### Text block
····················
Looks can be deceiving

I was wearing my old work clothes, lying on my back underneath the church water fountain. I heard the entry door click open. Up to that point, I was alone in the church, but now I had company. 

I had one arm up in the water fountain and didn't want to snake it out, so I simply said, "Hello."

A man's deep voice said, Hi." 

I turned myself a little so I could see his shoes and his trousers, and he had a salesman's display case in his hand. 

Before I could say anything, he said, "You the only one here?" He was looking into my empty office.

"Yep," I said, "I'm the only one here."

"I thought so," he answered. "There's only one car in the parking lot."

I didn't say anything, so he continued. "I guess I'll have to come back, another time, when someone is here."

"OK," I said. He turned and left. I was glad.

He was looking for the pastor. He was looking for "someone." I am the pastor, but, I wasn't in my office, just like the salesman said. I am the pastor, but I didn't look like one. I am the pastor, yet, the visiting salesman assumed I was a maintenance man. Appearances can be deceiving, can't they?

The late Wayne Smith told me about a time when his wife put him on a diet and insisted that he get some exercise. He tried walking in Lexington, Ky., but motorists kept stopping. Wayne was well known in Lexington. People must have thought the portly preacher needed a ride. So he took to walking on an abandoned railroad track. He would time his stride to step on the crossties and walk about two miles each day.
····················
### Supplied entries
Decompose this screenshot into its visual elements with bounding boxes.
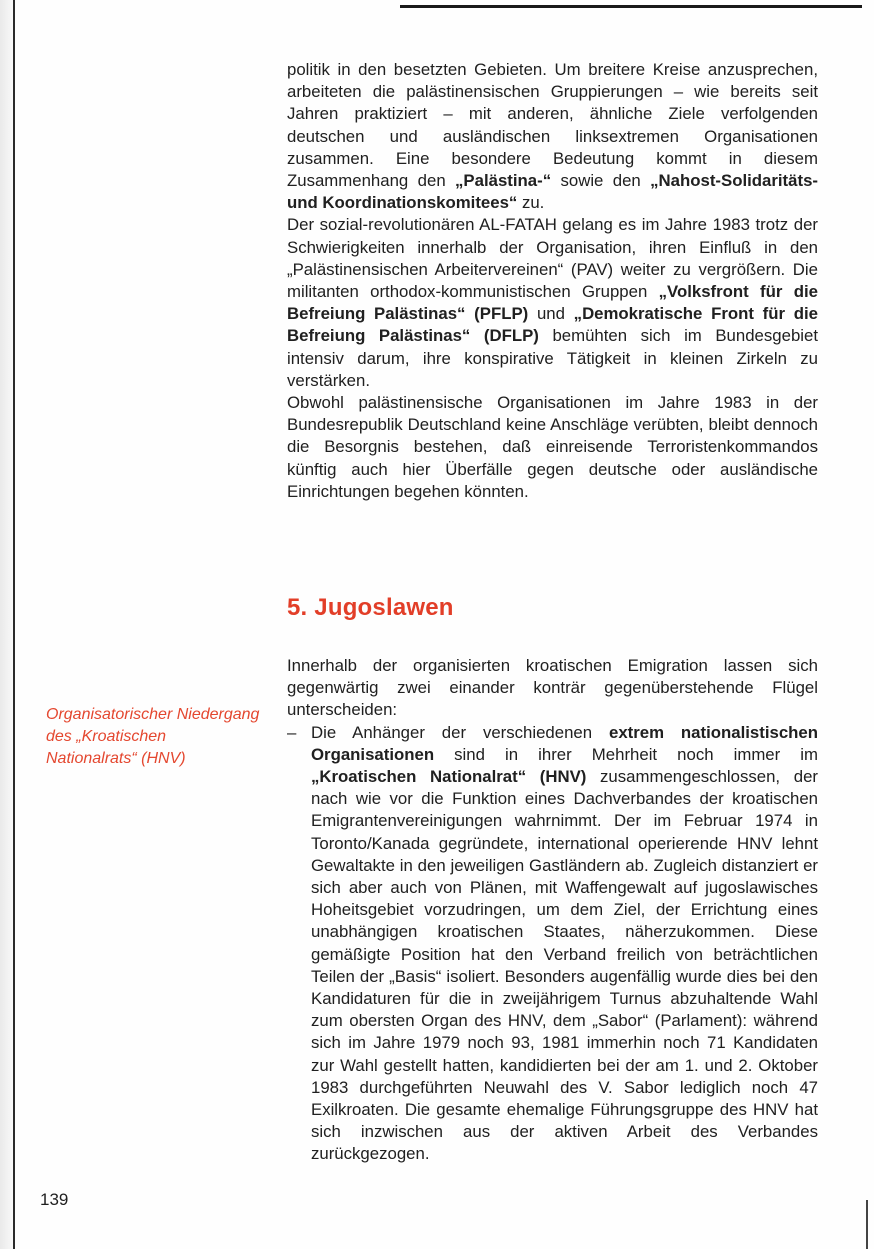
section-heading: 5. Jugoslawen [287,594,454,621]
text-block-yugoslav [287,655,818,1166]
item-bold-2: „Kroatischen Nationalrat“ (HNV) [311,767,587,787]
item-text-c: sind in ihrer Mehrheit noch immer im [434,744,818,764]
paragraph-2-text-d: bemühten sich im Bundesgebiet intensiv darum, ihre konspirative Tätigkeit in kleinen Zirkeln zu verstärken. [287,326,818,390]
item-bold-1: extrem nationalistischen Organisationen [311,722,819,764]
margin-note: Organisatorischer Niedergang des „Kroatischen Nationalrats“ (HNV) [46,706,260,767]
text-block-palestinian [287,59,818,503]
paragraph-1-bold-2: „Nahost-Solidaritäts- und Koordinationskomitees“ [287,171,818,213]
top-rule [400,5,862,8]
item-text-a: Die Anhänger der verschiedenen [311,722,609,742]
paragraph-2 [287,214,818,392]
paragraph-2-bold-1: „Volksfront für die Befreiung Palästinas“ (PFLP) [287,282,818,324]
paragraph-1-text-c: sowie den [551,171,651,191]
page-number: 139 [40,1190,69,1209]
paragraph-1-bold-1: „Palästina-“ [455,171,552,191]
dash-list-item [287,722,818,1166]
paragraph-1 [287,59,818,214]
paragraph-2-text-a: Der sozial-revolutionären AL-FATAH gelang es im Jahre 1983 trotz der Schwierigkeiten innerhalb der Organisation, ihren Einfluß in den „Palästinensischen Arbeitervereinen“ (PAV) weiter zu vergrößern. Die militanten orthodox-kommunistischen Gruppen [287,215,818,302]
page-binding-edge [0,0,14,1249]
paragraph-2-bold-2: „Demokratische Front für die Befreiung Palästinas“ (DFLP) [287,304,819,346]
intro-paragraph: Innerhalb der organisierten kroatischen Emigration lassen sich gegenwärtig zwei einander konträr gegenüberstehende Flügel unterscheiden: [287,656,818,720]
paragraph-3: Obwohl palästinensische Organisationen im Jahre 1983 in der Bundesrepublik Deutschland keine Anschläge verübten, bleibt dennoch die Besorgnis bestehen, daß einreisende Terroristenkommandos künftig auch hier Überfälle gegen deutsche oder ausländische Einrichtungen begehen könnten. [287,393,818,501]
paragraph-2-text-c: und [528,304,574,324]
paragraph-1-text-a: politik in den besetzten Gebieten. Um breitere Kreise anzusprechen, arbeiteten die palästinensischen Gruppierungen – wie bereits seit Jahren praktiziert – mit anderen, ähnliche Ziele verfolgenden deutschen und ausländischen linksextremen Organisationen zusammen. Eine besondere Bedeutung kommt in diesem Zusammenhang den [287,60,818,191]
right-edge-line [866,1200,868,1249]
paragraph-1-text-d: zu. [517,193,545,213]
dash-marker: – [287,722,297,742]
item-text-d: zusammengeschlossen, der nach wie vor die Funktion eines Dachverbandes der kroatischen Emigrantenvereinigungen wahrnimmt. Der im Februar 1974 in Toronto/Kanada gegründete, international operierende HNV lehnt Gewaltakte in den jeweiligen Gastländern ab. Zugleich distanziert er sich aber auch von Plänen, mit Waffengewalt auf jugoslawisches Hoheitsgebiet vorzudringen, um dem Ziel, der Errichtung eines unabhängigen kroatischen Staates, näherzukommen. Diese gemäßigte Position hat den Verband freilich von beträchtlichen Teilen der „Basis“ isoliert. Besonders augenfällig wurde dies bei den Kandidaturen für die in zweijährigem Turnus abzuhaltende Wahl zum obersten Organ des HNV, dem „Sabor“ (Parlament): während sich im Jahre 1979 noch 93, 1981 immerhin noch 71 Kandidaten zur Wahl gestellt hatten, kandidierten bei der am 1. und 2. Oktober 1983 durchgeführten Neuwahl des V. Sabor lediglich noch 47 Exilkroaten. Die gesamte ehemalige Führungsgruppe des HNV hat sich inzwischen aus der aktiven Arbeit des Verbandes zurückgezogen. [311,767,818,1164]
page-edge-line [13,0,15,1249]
····················
### Exercises to complete
a) In the text about appearances being deceiving, what reason did the salesman give for thinking the narrator was alone in the church?
b) Carry on the text about appearances being deceiving, beginning right after its final sentence.
The records have no connection to the text.

### Responses by task
a) He said there was only one car in the parking lot.

b)
Wayne said, "My wife once asked me if I ever met anyone out there walking on the railroad tracks. I told her that every once in a while I would see some old hobo walking down the tracks. She said ‘He's probably the president of the biggest bank in Kentucky!'"

Then, Wayne said, "Somewhere else, that banker's wife might have asked him, ‘Do you ever see anyone while you're out walking on the railroad tracks?' Her husband answered, ‘Every once in a while I see an old, fat hobo walking down the tracks.' She said, ‘That's Wayne! He's the preacher of the biggest church in Lexington!' "

Of course, you know the moral to this story. It's what's on the inside that is important. At times, a banker might not look like a banker, and a preacher might not look like a preacher. We easily misjudge people based on their appearance. Because of that, we don't speak to them, or they may not speak to us. That's a shame. The banker might have needed a preacher, and the preacher might have needed a loan.

Just so, I missed the opportunity to share the gospel with a man because he looked like a salesman. He might have been ready to hear it. The salesman missed an opportunity to make a sale because I didn't look like a preacher. I might have been interested. Especially if his sample case was filled with water fountain parts.

"The Lord does not look at the things people look at. People look at the outward appearance, but the Lord looks at the heart." (1 Samuel 16:7)

Chuck Terrill is pastor of Valley Center Christian Church. Reach him at chuck@vcchristian.church or at 755-1233.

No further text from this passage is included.